[START OF Dataset content]

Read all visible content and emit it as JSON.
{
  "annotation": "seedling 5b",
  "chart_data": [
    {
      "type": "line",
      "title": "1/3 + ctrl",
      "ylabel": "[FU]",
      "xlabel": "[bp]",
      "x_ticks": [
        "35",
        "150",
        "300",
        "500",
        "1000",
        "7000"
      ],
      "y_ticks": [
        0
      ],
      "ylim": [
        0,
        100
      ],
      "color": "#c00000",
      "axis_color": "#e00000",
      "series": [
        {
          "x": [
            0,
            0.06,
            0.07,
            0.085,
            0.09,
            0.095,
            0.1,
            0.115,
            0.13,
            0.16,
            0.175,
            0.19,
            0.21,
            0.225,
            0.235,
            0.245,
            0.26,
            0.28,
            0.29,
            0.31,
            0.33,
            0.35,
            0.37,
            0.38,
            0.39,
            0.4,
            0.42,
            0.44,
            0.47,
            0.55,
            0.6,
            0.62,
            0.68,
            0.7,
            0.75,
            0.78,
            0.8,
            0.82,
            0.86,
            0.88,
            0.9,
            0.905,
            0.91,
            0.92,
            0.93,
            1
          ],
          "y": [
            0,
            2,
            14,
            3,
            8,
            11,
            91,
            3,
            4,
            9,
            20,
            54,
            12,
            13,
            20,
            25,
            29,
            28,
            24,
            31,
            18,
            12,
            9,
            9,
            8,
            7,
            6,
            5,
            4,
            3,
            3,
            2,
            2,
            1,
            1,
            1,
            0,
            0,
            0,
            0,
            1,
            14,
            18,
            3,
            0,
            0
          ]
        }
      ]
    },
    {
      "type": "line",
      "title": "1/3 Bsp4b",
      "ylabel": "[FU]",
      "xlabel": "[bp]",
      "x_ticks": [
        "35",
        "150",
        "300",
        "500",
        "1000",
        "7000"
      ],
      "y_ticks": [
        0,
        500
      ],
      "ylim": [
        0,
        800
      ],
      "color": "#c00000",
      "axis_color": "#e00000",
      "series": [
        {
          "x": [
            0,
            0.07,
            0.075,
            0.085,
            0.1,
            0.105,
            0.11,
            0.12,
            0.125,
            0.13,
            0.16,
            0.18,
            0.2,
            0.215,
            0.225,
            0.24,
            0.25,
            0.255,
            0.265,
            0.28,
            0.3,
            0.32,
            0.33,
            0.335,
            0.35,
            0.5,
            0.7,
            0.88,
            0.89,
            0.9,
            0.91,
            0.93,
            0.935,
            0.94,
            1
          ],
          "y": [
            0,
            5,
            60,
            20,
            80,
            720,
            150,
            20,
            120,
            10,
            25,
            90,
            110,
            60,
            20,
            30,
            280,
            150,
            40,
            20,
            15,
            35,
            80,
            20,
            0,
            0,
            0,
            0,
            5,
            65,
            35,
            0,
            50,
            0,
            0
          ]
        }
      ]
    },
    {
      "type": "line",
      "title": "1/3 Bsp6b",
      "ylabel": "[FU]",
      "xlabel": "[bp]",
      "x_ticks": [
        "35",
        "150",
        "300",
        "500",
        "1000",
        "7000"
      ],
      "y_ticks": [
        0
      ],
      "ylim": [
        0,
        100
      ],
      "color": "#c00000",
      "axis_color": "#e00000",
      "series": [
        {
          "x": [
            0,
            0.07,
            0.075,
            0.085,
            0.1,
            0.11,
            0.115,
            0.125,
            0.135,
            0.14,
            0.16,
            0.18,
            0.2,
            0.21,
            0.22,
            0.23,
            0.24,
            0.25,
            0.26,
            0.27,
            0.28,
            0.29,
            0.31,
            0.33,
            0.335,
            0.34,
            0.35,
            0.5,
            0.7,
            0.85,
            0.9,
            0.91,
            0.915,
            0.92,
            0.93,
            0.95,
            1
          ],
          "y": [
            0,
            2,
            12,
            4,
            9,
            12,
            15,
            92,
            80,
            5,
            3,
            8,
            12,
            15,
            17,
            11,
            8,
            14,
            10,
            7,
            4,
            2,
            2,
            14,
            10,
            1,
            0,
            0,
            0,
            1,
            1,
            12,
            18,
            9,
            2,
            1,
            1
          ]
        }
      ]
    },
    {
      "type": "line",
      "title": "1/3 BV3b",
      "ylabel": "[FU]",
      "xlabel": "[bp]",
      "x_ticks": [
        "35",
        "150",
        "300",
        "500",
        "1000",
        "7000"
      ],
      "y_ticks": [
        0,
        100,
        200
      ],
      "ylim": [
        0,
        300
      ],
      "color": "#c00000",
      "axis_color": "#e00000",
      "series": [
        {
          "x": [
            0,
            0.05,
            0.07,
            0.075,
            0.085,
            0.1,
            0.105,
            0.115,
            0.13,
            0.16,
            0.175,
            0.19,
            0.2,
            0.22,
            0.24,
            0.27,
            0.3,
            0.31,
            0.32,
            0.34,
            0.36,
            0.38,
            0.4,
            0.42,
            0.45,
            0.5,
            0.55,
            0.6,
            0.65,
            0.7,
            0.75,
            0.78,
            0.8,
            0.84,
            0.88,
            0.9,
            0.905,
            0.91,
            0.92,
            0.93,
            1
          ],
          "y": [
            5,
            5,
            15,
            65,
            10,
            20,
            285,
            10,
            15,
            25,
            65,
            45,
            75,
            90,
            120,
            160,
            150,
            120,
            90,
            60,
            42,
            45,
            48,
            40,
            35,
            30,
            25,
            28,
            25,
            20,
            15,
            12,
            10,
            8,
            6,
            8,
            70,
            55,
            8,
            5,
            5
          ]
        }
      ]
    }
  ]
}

[END OF Dataset content]

◆ Exercise description ◆
Write out the full set of records exactly as given.

◆ Exercise output ◆
Read all visible content and emit it as JSON.
{
  "annotation": "seedling 5b",
  "chart_data": [
    {
      "type": "line",
      "title": "1/3 + ctrl",
      "ylabel": "[FU]",
      "xlabel": "[bp]",
      "x_ticks": [
        "35",
        "150",
        "300",
        "500",
        "1000",
        "7000"
      ],
      "y_ticks": [
        0
      ],
      "ylim": [
        0,
        100
      ],
      "color": "#c00000",
      "axis_color": "#e00000",
      "series": [
        {
          "x": [
            0,
            0.06,
            0.07,
            0.085,
            0.09,
            0.095,
            0.1,
            0.115,
            0.13,
            0.16,
            0.175,
            0.19,
            0.21,
            0.225,
            0.235,
            0.245,
            0.26,
            0.28,
            0.29,
            0.31,
            0.33,
            0.35,
            0.37,
            0.38,
            0.39,
            0.4,
            0.42,
            0.44,
            0.47,
            0.55,
            0.6,
            0.62,
            0.68,
            0.7,
            0.75,
            0.78,
            0.8,
            0.82,
            0.86,
            0.88,
            0.9,
            0.905,
            0.91,
            0.92,
            0.93,
            1
          ],
          "y": [
            0,
            2,
            14,
            3,
            8,
            11,
            91,
            3,
            4,
            9,
            20,
            54,
            12,
            13,
            20,
            25,
            29,
            28,
            24,
            31,
            18,
            12,
            9,
            9,
            8,
            7,
            6,
            5,
            4,
            3,
            3,
            2,
            2,
            1,
            1,
            1,
            0,
            0,
            0,
            0,
            1,
            14,
            18,
            3,
            0,
            0
          ]
        }
      ]
    },
    {
      "type": "line",
      "title": "1/3 Bsp4b",
      "ylabel": "[FU]",
      "xlabel": "[bp]",
      "x_ticks": [
        "35",
        "150",
        "300",
        "500",
        "1000",
        "7000"
      ],
      "y_ticks": [
        0,
        500
      ],
      "ylim": [
        0,
        800
      ],
      "color": "#c00000",
      "axis_color": "#e00000",
      "series": [
        {
          "x": [
            0,
            0.07,
            0.075,
            0.085,
            0.1,
            0.105,
            0.11,
            0.12,
            0.125,
            0.13,
            0.16,
            0.18,
            0.2,
            0.215,
            0.225,
            0.24,
            0.25,
            0.255,
            0.265,
            0.28,
            0.3,
            0.32,
            0.33,
            0.335,
            0.35,
            0.5,
            0.7,
            0.88,
            0.89,
            0.9,
            0.91,
            0.93,
            0.935,
            0.94,
            1
          ],
          "y": [
            0,
            5,
            60,
            20,
            80,
            720,
            150,
            20,
            120,
            10,
            25,
            90,
            110,
            60,
            20,
            30,
            280,
            150,
            40,
            20,
            15,
            35,
            80,
            20,
            0,
            0,
            0,
            0,
            5,
            65,
            35,
            0,
            50,
            0,
            0
          ]
        }
      ]
    },
    {
      "type": "line",
      "title": "1/3 Bsp6b",
      "ylabel": "[FU]",
      "xlabel": "[bp]",
      "x_ticks": [
        "35",
        "150",
        "300",
        "500",
        "1000",
        "7000"
      ],
      "y_ticks": [
        0
      ],
      "ylim": [
        0,
        100
      ],
      "color": "#c00000",
      "axis_color": "#e00000",
      "series": [
        {
          "x": [
            0,
            0.07,
            0.075,
            0.085,
            0.1,
            0.11,
            0.115,
            0.125,
            0.135,
            0.14,
            0.16,
            0.18,
            0.2,
            0.21,
            0.22,
            0.23,
            0.24,
            0.25,
            0.26,
            0.27,
            0.28,
            0.29,
            0.31,
            0.33,
            0.335,
            0.34,
            0.35,
            0.5,
            0.7,
            0.85,
            0.9,
            0.91,
            0.915,
            0.92,
            0.93,
            0.95,
            1
          ],
          "y": [
            0,
            2,
            12,
            4,
            9,
            12,
            15,
            92,
            80,
            5,
            3,
            8,
            12,
            15,
            17,
            11,
            8,
            14,
            10,
            7,
            4,
            2,
            2,
            14,
            10,
            1,
            0,
            0,
            0,
            1,
            1,
            12,
            18,
            9,
            2,
            1,
            1
          ]
        }
      ]
    },
    {
      "type": "line",
      "title": "1/3 BV3b",
      "ylabel": "[FU]",
      "xlabel": "[bp]",
      "x_ticks": [
        "35",
        "150",
        "300",
        "500",
        "1000",
        "7000"
      ],
      "y_ticks": [
        0,
        100,
        200
      ],
      "ylim": [
        0,
        300
      ],
      "color": "#c00000",
      "axis_color": "#e00000",
      "series": [
        {
          "x": [
            0,
            0.05,
            0.07,
            0.075,
            0.085,
            0.1,
            0.105,
            0.115,
            0.13,
            0.16,
            0.175,
            0.19,
            0.2,
            0.22,
            0.24,
            0.27,
            0.3,
            0.31,
            0.32,
            0.34,
            0.36,
            0.38,
            0.4,
            0.42,
            0.45,
            0.5,
            0.55,
            0.6,
            0.65,
            0.7,
            0.75,
            0.78,
            0.8,
            0.84,
            0.88,
            0.9,
            0.905,
            0.91,
            0.92,
            0.93,
            1
          ],
          "y": [
            5,
            5,
            15,
            65,
            10,
            20,
            285,
            10,
            15,
            25,
            65,
            45,
            75,
            90,
            120,
            160,
            150,
            120,
            90,
            60,
            42,
            45,
            48,
            40,
            35,
            30,
            25,
            28,
            25,
            20,
            15,
            12,
            10,
            8,
            6,
            8,
            70,
            55,
            8,
            5,
            5
          ]
        }
      ]
    }
  ]
}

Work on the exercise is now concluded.